> Source
_ _ _ _ _
"Wiedersehen" (; ) is the ninth and penultimate episode of the fourth season of the AMC television series Better Call Saul, the spinoff series of Breaking Bad. The episode aired on October 1, 2018, on AMC in the United States. Outside of the United States, the episode premiered on streaming service Netflix in several countries.

Plot
Jimmy McGill and Kim Wexler work a successful scam to replace approved building plans for a Mesa Verde branch in Lubbock, Texas, with plans for a bigger building. On their way home, Jimmy suggests using their skills for more cons, but Kim counsels caution. After Jimmy’s hearing, he discovers from the committee secretary that they have denied his reinstatement. When Jimmy confronts the chairman, he tells Jimmy some of his answers were perceived as insincere, and he can reapply in a year.

When an enraged Jimmy recounts the hearing to Kim, she points out that Jimmy never mentioned Chuck McGill; since their dispute was why Jimmy was suspended, the panel members considered his answers to be disingenuous. Jimmy complains that Kim only "slums" with him when she wants something, but Kim angrily points out that she has been Jimmy's biggest supporter since they first met. That night, Jimmy returns to Kim's apartment and wordlessly starts packing his belongings. Kim asks if he still wants to be a lawyer. He says yes and Kim says she will help.

Lalo Salamanca and Nacho Varga visit Hector Salamanca, who is in a nursing home. Lalo reminds Hector of the time Hector burned down a hotel in Mexico and killed the owner, who had treated Hector disrespectfully. He reveals he kept a souvenir — the front desk concierge bell. He ties the bell to Hector's wheelchair, allowing Hector to communicate more effectively. Lalo takes Nacho to Los Pollos Hermanos so he can meet Gus Fring in person, then asks Nacho to take him to Gus's chicken farm so he can see where the Salamancas receive their drugs after Gus's trucks bring them over the border.

Werner Ziegler's crew blasts the rock preventing construction of the meth lab's elevator, then celebrate because the end of their job is in sight. Werner asks if he can fly to Germany for a weekend with his wife, then come back to finish the work. Instead, Mike Ehrmantraut offers Werner an extra phone call with his wife, which Werner accepts. When Mike receives his morning report from the on-duty security team the next day, he notices dead pixels in some monitor displays. He finds that Werner temporarily disabled the cameras, which permitted him to move through the warehouse undetected. He then cut the padlocks for the doors leading to the roof and escaped by climbing down the building's maintenance ladder.
_ _ _ _ _
Stored records
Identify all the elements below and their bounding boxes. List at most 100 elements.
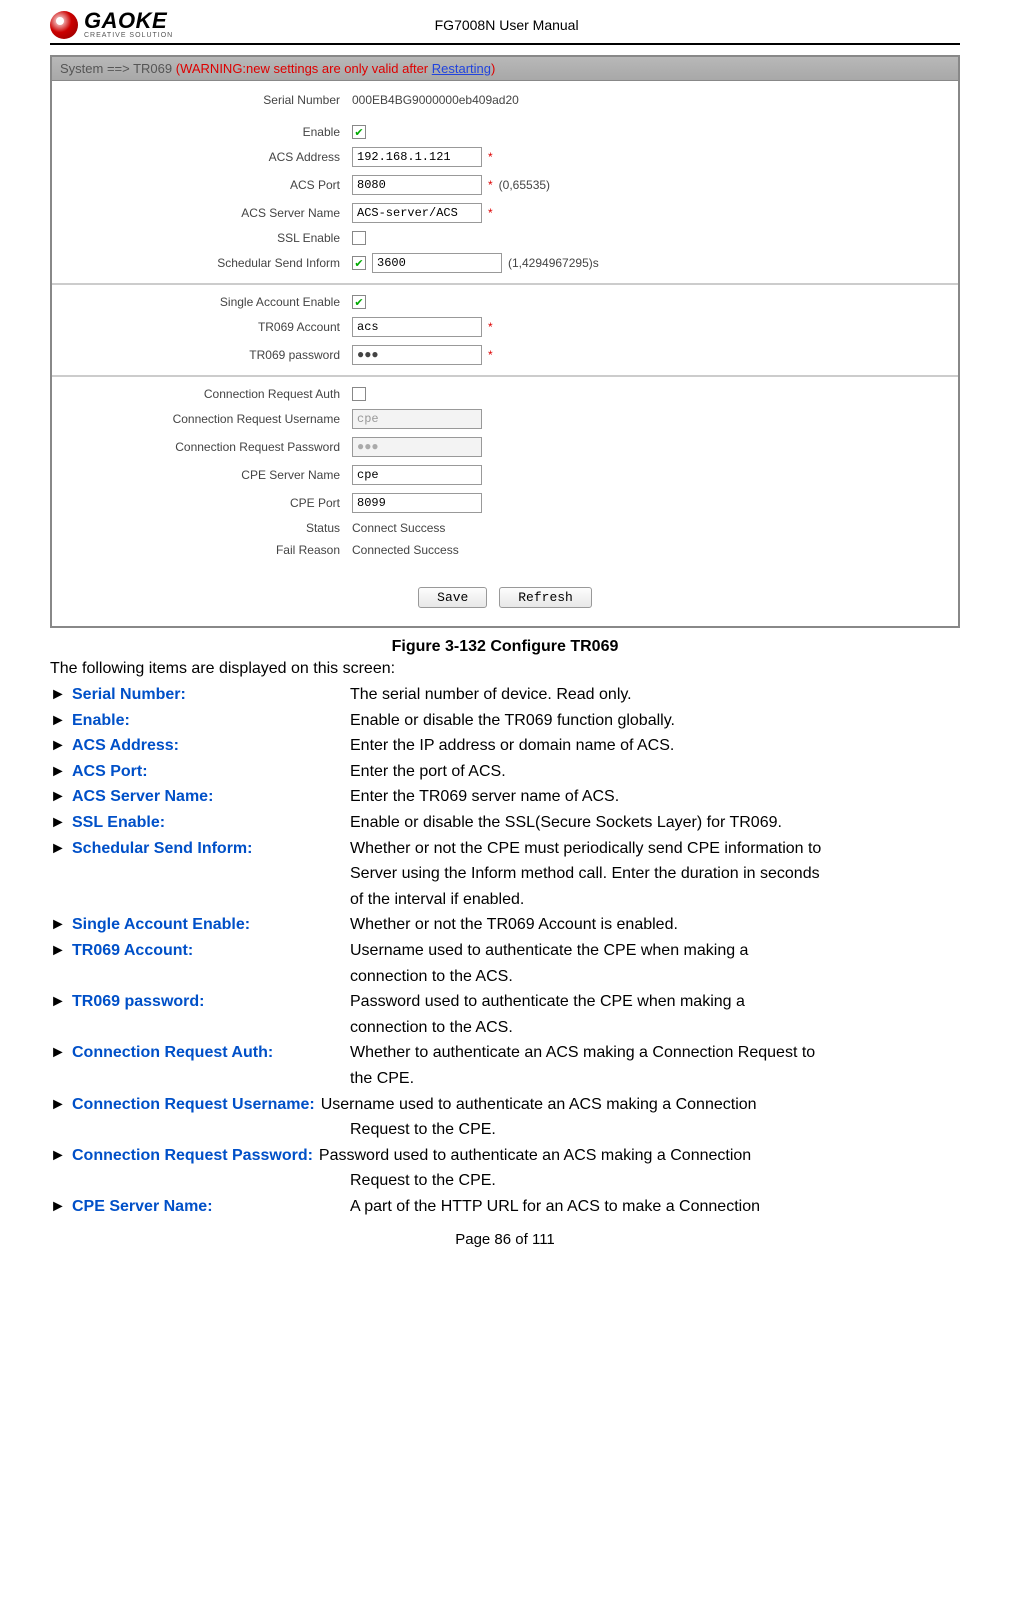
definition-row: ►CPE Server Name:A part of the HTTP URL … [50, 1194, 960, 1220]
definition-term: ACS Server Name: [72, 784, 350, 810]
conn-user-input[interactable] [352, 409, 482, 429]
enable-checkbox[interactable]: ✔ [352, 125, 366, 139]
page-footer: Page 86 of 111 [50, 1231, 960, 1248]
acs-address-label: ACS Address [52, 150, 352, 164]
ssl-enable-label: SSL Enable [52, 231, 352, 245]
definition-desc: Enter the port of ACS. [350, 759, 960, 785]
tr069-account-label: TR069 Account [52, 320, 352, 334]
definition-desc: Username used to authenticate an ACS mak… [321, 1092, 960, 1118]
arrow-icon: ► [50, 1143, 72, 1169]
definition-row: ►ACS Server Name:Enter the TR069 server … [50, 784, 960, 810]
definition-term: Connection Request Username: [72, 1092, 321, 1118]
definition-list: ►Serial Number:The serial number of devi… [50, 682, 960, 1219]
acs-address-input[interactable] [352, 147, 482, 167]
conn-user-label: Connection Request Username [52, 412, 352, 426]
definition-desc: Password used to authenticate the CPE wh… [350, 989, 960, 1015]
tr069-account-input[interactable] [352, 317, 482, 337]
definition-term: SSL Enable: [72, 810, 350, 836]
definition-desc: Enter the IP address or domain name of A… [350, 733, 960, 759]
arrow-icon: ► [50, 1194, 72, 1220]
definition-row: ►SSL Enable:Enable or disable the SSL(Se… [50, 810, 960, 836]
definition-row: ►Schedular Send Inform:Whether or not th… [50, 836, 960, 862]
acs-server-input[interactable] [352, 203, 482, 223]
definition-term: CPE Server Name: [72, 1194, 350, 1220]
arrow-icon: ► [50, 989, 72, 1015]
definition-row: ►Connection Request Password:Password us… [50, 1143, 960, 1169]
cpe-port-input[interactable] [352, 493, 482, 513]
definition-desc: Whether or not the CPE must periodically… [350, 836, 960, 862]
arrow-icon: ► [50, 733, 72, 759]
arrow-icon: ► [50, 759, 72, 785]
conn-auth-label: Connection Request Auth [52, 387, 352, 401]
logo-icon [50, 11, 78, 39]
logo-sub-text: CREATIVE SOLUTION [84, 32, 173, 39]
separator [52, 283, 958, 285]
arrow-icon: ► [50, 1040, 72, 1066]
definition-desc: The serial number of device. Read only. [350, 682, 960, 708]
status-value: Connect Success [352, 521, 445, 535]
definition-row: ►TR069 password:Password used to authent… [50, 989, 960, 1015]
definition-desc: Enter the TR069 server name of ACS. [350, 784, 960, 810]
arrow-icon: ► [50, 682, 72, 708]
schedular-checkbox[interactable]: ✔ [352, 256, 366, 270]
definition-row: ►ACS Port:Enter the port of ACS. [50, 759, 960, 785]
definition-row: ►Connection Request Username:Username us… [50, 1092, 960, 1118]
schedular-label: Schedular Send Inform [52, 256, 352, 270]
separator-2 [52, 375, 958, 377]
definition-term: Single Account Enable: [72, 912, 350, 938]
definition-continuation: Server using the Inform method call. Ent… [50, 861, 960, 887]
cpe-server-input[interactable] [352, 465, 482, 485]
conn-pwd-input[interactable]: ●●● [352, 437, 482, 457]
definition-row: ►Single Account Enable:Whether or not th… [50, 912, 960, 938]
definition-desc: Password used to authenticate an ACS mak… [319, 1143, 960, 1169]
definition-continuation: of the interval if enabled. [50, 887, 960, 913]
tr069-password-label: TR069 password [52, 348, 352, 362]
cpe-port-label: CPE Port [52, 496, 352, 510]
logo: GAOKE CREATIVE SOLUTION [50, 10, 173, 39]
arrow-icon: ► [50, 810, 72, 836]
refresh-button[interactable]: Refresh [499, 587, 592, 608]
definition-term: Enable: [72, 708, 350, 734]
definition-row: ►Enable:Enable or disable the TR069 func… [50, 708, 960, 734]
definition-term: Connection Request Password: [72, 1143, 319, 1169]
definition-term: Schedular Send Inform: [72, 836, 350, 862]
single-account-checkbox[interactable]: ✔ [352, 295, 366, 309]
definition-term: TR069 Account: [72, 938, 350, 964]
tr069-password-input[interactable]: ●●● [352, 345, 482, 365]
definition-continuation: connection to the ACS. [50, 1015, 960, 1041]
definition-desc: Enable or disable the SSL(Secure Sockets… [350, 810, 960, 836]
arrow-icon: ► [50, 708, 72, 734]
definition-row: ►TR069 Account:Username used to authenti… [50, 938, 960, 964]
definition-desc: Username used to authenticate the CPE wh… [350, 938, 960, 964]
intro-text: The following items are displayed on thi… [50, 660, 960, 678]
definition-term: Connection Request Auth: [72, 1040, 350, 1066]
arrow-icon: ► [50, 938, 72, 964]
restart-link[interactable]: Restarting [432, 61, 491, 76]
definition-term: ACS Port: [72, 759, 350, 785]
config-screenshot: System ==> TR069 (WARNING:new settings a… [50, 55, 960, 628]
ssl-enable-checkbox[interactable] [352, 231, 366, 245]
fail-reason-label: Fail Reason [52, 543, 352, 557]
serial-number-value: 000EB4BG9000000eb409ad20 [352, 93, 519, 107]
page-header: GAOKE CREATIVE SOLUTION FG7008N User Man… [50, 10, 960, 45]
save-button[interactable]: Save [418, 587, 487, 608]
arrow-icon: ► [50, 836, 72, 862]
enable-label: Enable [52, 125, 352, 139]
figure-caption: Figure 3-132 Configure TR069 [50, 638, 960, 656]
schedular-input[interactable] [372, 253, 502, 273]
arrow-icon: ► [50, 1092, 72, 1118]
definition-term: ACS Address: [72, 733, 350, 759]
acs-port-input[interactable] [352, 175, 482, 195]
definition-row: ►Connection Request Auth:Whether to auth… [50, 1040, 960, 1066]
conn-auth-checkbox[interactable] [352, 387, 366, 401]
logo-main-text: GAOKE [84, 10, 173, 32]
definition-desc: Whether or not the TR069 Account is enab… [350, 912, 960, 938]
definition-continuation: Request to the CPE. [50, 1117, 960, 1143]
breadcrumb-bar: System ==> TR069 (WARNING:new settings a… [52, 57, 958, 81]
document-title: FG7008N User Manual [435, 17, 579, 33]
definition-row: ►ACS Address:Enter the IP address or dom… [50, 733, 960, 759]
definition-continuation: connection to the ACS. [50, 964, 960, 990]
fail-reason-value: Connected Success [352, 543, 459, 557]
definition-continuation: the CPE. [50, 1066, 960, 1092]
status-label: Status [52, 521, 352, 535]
_ _ _ _ _
> Tasks
[A] Reproduce the passage of the "Wiedersehen" episode summary from "Lalo Salamanca and" up to and including "over the border.".
[B] Resume the "Wiedersehen" episode summary after its final sentence and keep writing from there.

> Responses to the exercise
[A]
Lalo Salamanca and Nacho Varga visit Hector Salamanca, who is in a nursing home. Lalo reminds Hector of the time Hector burned down a hotel in Mexico and killed the owner, who had treated Hector disrespectfully. He reveals he kept a souvenir — the front desk concierge bell. He ties the bell to Hector's wheelchair, allowing Hector to communicate more effectively. Lalo takes Nacho to Los Pollos Hermanos so he can meet Gus Fring in person, then asks Nacho to take him to Gus's chicken farm so he can see where the Salamancas receive their drugs after Gus's trucks bring them over the border.

[B]
Production
"Wiedersehen" includes the origin story for Hector Salamanca's bell, an item vitally important to the storylines of both Better Call Saul and Breaking Bad. In addition, it provides backstory details about the character Lalo, who was first named in Breaking Bad, and first appeared in the Better Call Saul episode "Coushatta."

In German, "Wiedersehen" is literally translated as "seeing again", and the expression "auf Wiedersehen" is used to indicate "goodbye" or "farewell".  In this episode, Werner's crew have spray painted the word "Wiedersehen" on the rock they need to blast to make room for the elevator in the underground meth lab, in effect saying "goodbye" to the obstacle that has put them behind schedule.  "Wiedersehen" can also be understood as a reference to Werner's escape, since he is effectively saying goodbye to his crew, to Mike, and to the job of supervising the meth lab's construction.

Reception
"Wiedersehen" received critical acclaim. On Rotten Tomatoes, it garnered a perfect 100% rating with an average score of 9.5/10 based on 14 reviews. The site's critical consensus is, "A feeling of inevitability permeates 'Wiedersehen', a surprisingly mellow and melancholy penultimate episode beautifully realized by Vince Gilligan and Gennifer Hutchison's creative reunion."

Ratings
"Wiedersehen" was watched by 1.35 million viewers on its first broadcast, earning a 0.5 ratings for viewers between 18 and 49, holding steady with ratings from the previous week.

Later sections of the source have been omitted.